[Objective] Return every one of the records below word for word, but leave out the pictures.

** Start Records shown **

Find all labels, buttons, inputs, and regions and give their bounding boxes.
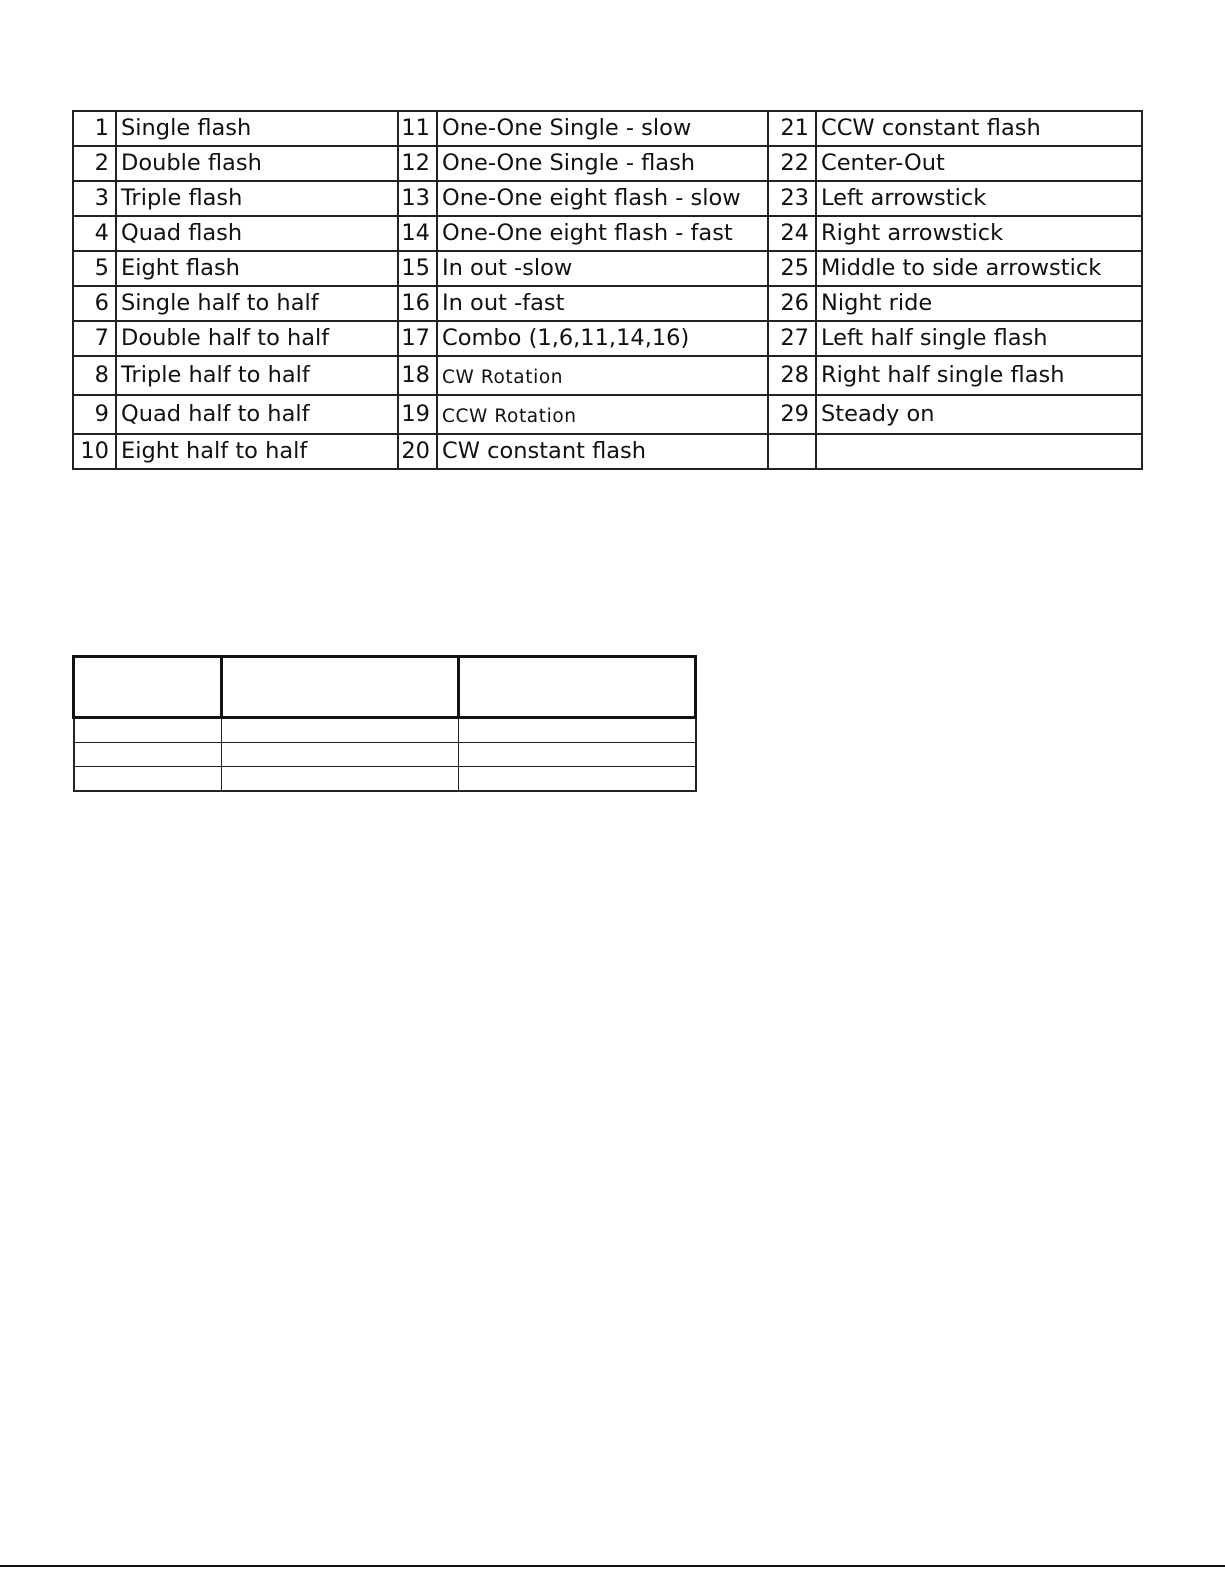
- table-cell: [222, 767, 459, 792]
- table-header-row: [74, 657, 696, 718]
- pattern-label: In out -fast: [437, 286, 768, 321]
- pattern-label: One-One Single - slow: [437, 111, 768, 146]
- pattern-label: One-One eight flash - fast: [437, 216, 768, 251]
- pattern-number: 14: [398, 216, 437, 251]
- table-row: [74, 743, 696, 767]
- pattern-label: Eight flash: [116, 251, 398, 286]
- flash-pattern-table: [72, 110, 1143, 470]
- pattern-label: Center-Out: [816, 146, 1142, 181]
- pattern-label: Combo (1,6,11,14,16): [437, 321, 768, 356]
- pattern-label: Left half single flash: [816, 321, 1142, 356]
- pattern-number: 1: [73, 111, 116, 146]
- table-row: [73, 356, 1142, 395]
- pattern-number: 5: [73, 251, 116, 286]
- pattern-label: Double flash: [116, 146, 398, 181]
- pattern-label: Quad flash: [116, 216, 398, 251]
- pattern-number: 12: [398, 146, 437, 181]
- table-row: [73, 146, 1142, 181]
- pattern-number: 25: [768, 251, 816, 286]
- table-row: [74, 767, 696, 792]
- pattern-label: Triple half to half: [116, 356, 398, 395]
- pattern-number: 23: [768, 181, 816, 216]
- pattern-number: 17: [398, 321, 437, 356]
- pattern-label: Single half to half: [116, 286, 398, 321]
- table-cell: [74, 767, 222, 792]
- page-bottom-rule: [0, 1565, 1225, 1567]
- pattern-label: Right arrowstick: [816, 216, 1142, 251]
- pattern-label: CCW constant flash: [816, 111, 1142, 146]
- pattern-number: 18: [398, 356, 437, 395]
- pattern-label: CCW Rotation: [437, 395, 768, 434]
- pattern-number: 8: [73, 356, 116, 395]
- pattern-number: 13: [398, 181, 437, 216]
- blank-table: [72, 655, 697, 792]
- pattern-number: 9: [73, 395, 116, 434]
- table-row: [73, 181, 1142, 216]
- pattern-number: 20: [398, 434, 437, 469]
- table-cell: [222, 743, 459, 767]
- pattern-label: One-One Single - flash: [437, 146, 768, 181]
- header-cell: [459, 657, 696, 718]
- table-row: [73, 111, 1142, 146]
- pattern-number: 19: [398, 395, 437, 434]
- pattern-number: 15: [398, 251, 437, 286]
- pattern-label: Triple flash: [116, 181, 398, 216]
- table-cell: [459, 718, 696, 743]
- pattern-label: Middle to side arrowstick: [816, 251, 1142, 286]
- pattern-label: Left arrowstick: [816, 181, 1142, 216]
- table-row: [73, 321, 1142, 356]
- pattern-label: CW constant flash: [437, 434, 768, 469]
- pattern-number: 21: [768, 111, 816, 146]
- pattern-label: Eight half to half: [116, 434, 398, 469]
- pattern-number: 27: [768, 321, 816, 356]
- pattern-number: 28: [768, 356, 816, 395]
- table-row: [73, 434, 1142, 469]
- pattern-label: Steady on: [816, 395, 1142, 434]
- table-row: [73, 216, 1142, 251]
- pattern-label: Double half to half: [116, 321, 398, 356]
- pattern-label: Right half single flash: [816, 356, 1142, 395]
- table-row: [74, 718, 696, 743]
- table-cell: [74, 743, 222, 767]
- pattern-number: 16: [398, 286, 437, 321]
- pattern-number: 10: [73, 434, 116, 469]
- pattern-label: One-One eight flash - slow: [437, 181, 768, 216]
- pattern-number: 29: [768, 395, 816, 434]
- table-cell: [74, 718, 222, 743]
- pattern-number: 11: [398, 111, 437, 146]
- table-row: [73, 395, 1142, 434]
- header-cell: [74, 657, 222, 718]
- pattern-label: [816, 434, 1142, 469]
- pattern-number: 7: [73, 321, 116, 356]
- pattern-number: 26: [768, 286, 816, 321]
- pattern-label: Night ride: [816, 286, 1142, 321]
- pattern-number: 3: [73, 181, 116, 216]
- pattern-label: Quad half to half: [116, 395, 398, 434]
- pattern-number: [768, 434, 816, 469]
- pattern-label: CW Rotation: [437, 356, 768, 395]
- pattern-number: 4: [73, 216, 116, 251]
- pattern-label: Single flash: [116, 111, 398, 146]
- table-cell: [459, 743, 696, 767]
- table-cell: [459, 767, 696, 792]
- table-cell: [222, 718, 459, 743]
- table-row: [73, 251, 1142, 286]
- pattern-number: 6: [73, 286, 116, 321]
- pattern-number: 24: [768, 216, 816, 251]
- table-row: [73, 286, 1142, 321]
- pattern-number: 2: [73, 146, 116, 181]
- pattern-label: In out -slow: [437, 251, 768, 286]
- pattern-number: 22: [768, 146, 816, 181]
- header-cell: [222, 657, 459, 718]
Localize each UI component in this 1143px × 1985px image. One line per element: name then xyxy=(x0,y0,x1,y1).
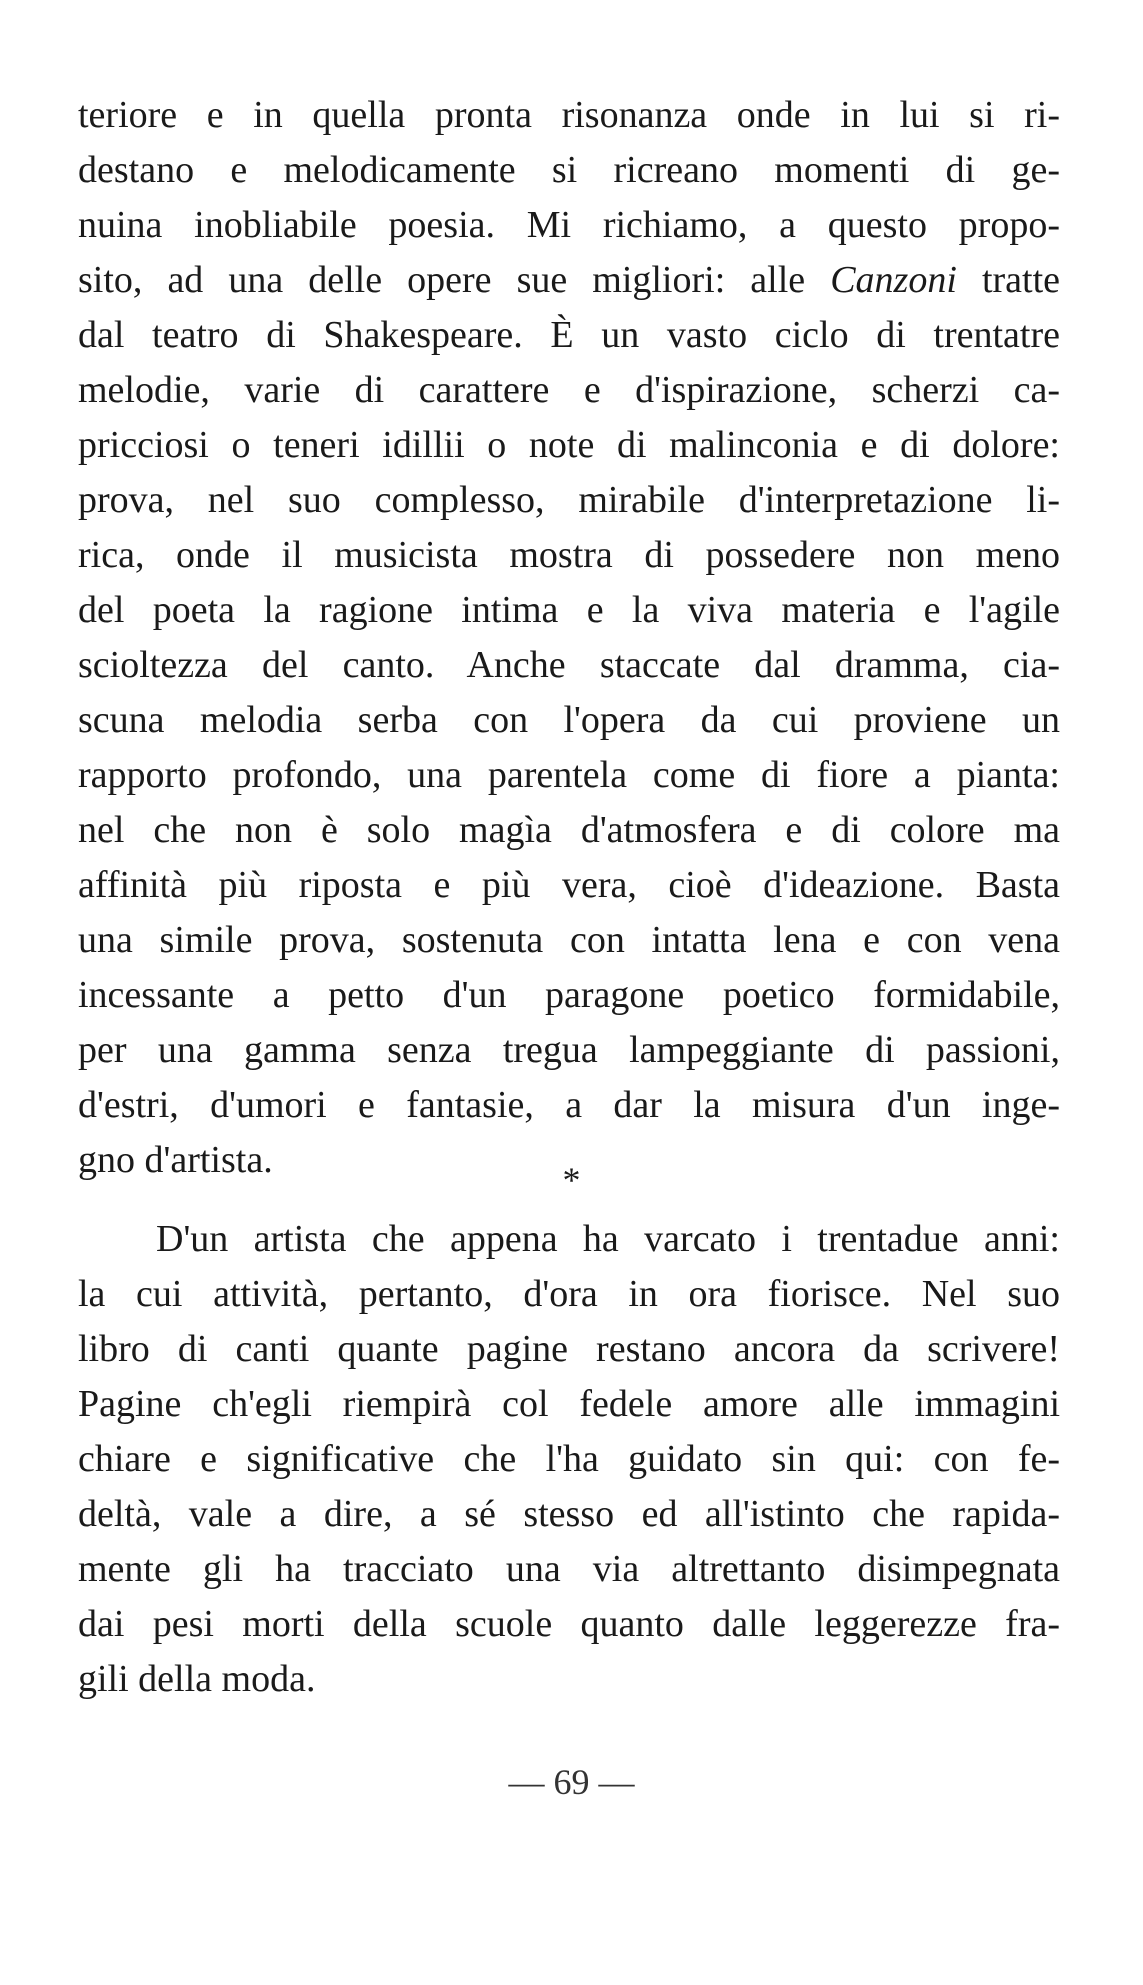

** End Records shown **

[Exercise answer]
Find all labels, buttons, inputs, and regions and give their bounding boxes.
- table-cell: [222, 767, 459, 792]
- table-header-row: [74, 657, 696, 718]
- pattern-label: In out -fast: [437, 286, 768, 321]
- pattern-label: One-One Single - slow: [437, 111, 768, 146]
- pattern-label: One-One eight flash - fast: [437, 216, 768, 251]
- pattern-number: 14: [398, 216, 437, 251]
- table-row: [74, 743, 696, 767]
- pattern-label: Eight flash: [116, 251, 398, 286]
- flash-pattern-table: [72, 110, 1143, 470]
- pattern-label: Center-Out: [816, 146, 1142, 181]
- pattern-label: Combo (1,6,11,14,16): [437, 321, 768, 356]
- pattern-label: Left half single flash: [816, 321, 1142, 356]
- pattern-number: 1: [73, 111, 116, 146]
- table-row: [73, 356, 1142, 395]
- pattern-number: 5: [73, 251, 116, 286]
- pattern-label: Double flash: [116, 146, 398, 181]
- pattern-label: Quad flash: [116, 216, 398, 251]
- pattern-number: 12: [398, 146, 437, 181]
- table-row: [73, 146, 1142, 181]
- pattern-number: 25: [768, 251, 816, 286]
- table-row: [74, 767, 696, 792]
- pattern-label: Triple half to half: [116, 356, 398, 395]
- pattern-number: 23: [768, 181, 816, 216]
- pattern-number: 17: [398, 321, 437, 356]
- pattern-label: Single half to half: [116, 286, 398, 321]
- table-cell: [74, 767, 222, 792]
- page-bottom-rule: [0, 1565, 1225, 1567]
- pattern-label: Right arrowstick: [816, 216, 1142, 251]
- pattern-label: CCW constant flash: [816, 111, 1142, 146]
- pattern-number: 18: [398, 356, 437, 395]
- pattern-label: CCW Rotation: [437, 395, 768, 434]
- pattern-number: 8: [73, 356, 116, 395]
- pattern-number: 13: [398, 181, 437, 216]
- blank-table: [72, 655, 697, 792]
- pattern-number: 9: [73, 395, 116, 434]
- table-row: [73, 181, 1142, 216]
- pattern-number: 20: [398, 434, 437, 469]
- table-cell: [222, 743, 459, 767]
- pattern-label: One-One Single - flash: [437, 146, 768, 181]
- header-cell: [459, 657, 696, 718]
- table-row: [73, 111, 1142, 146]
- pattern-number: 19: [398, 395, 437, 434]
- pattern-number: 15: [398, 251, 437, 286]
- pattern-label: Triple flash: [116, 181, 398, 216]
- table-cell: [459, 718, 696, 743]
- pattern-label: Middle to side arrowstick: [816, 251, 1142, 286]
- pattern-label: Left arrowstick: [816, 181, 1142, 216]
- table-row: [73, 321, 1142, 356]
- pattern-label: CW constant flash: [437, 434, 768, 469]
- pattern-number: 21: [768, 111, 816, 146]
- pattern-label: Eight half to half: [116, 434, 398, 469]
- pattern-number: 27: [768, 321, 816, 356]
- pattern-number: 28: [768, 356, 816, 395]
- table-row: [73, 434, 1142, 469]
- pattern-label: Steady on: [816, 395, 1142, 434]
- table-row: [73, 216, 1142, 251]
- pattern-label: Double half to half: [116, 321, 398, 356]
- pattern-label: Right half single flash: [816, 356, 1142, 395]
- table-row: [74, 718, 696, 743]
- table-cell: [74, 743, 222, 767]
- pattern-number: 16: [398, 286, 437, 321]
- pattern-number: 10: [73, 434, 116, 469]
- pattern-label: One-One eight flash - slow: [437, 181, 768, 216]
- pattern-number: 29: [768, 395, 816, 434]
- table-cell: [74, 718, 222, 743]
- pattern-number: 11: [398, 111, 437, 146]
- table-row: [73, 395, 1142, 434]
- header-cell: [74, 657, 222, 718]
- pattern-label: [816, 434, 1142, 469]
- pattern-number: 7: [73, 321, 116, 356]
- pattern-number: 26: [768, 286, 816, 321]
- pattern-label: Night ride: [816, 286, 1142, 321]
- pattern-number: 3: [73, 181, 116, 216]
- pattern-label: Quad half to half: [116, 395, 398, 434]
- pattern-number: [768, 434, 816, 469]
- pattern-label: CW Rotation: [437, 356, 768, 395]
- pattern-number: 4: [73, 216, 116, 251]
- pattern-label: Single flash: [116, 111, 398, 146]
- table-cell: [459, 743, 696, 767]
- table-cell: [459, 767, 696, 792]
- table-cell: [222, 718, 459, 743]
- table-row: [73, 251, 1142, 286]
- pattern-number: 6: [73, 286, 116, 321]
- pattern-number: 24: [768, 216, 816, 251]
- table-row: [73, 286, 1142, 321]
- pattern-number: 2: [73, 146, 116, 181]
- pattern-label: In out -slow: [437, 251, 768, 286]
- pattern-number: 22: [768, 146, 816, 181]
- header-cell: [222, 657, 459, 718]
Localize each UI component in this 1143px × 1985px image. One line per element: name then xyxy=(x0,y0,x1,y1).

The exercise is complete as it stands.